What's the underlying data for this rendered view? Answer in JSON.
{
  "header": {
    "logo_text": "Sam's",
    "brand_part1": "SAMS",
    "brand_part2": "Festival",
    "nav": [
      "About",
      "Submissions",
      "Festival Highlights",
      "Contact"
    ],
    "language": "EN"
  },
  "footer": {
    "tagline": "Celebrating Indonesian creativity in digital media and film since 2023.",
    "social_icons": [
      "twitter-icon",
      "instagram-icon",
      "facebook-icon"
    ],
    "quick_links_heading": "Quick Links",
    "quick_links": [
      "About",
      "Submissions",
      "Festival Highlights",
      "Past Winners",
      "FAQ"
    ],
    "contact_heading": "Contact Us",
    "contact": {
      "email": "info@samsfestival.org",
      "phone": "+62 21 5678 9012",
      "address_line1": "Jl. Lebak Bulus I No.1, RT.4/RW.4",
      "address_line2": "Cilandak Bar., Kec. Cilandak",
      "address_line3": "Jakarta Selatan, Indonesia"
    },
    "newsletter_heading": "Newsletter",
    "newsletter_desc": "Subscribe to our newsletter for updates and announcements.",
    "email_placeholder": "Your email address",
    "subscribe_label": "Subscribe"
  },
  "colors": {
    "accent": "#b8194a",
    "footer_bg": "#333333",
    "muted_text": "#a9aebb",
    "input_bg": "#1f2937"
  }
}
□ □ □ □
▸ **Exercise objective**:
Take the entries above and transcribe them in full.

▸ **Full answer**:
What's the underlying data for this rendered view? Answer in JSON.
{
  "header": {
    "logo_text": "Sam's",
    "brand_part1": "SAMS",
    "brand_part2": "Festival",
    "nav": [
      "About",
      "Submissions",
      "Festival Highlights",
      "Contact"
    ],
    "language": "EN"
  },
  "footer": {
    "tagline": "Celebrating Indonesian creativity in digital media and film since 2023.",
    "social_icons": [
      "twitter-icon",
      "instagram-icon",
      "facebook-icon"
    ],
    "quick_links_heading": "Quick Links",
    "quick_links": [
      "About",
      "Submissions",
      "Festival Highlights",
      "Past Winners",
      "FAQ"
    ],
    "contact_heading": "Contact Us",
    "contact": {
      "email": "info@samsfestival.org",
      "phone": "+62 21 5678 9012",
      "address_line1": "Jl. Lebak Bulus I No.1, RT.4/RW.4",
      "address_line2": "Cilandak Bar., Kec. Cilandak",
      "address_line3": "Jakarta Selatan, Indonesia"
    },
    "newsletter_heading": "Newsletter",
    "newsletter_desc": "Subscribe to our newsletter for updates and announcements.",
    "email_placeholder": "Your email address",
    "subscribe_label": "Subscribe"
  },
  "colors": {
    "accent": "#b8194a",
    "footer_bg": "#333333",
    "muted_text": "#a9aebb",
    "input_bg": "#1f2937"
  }
}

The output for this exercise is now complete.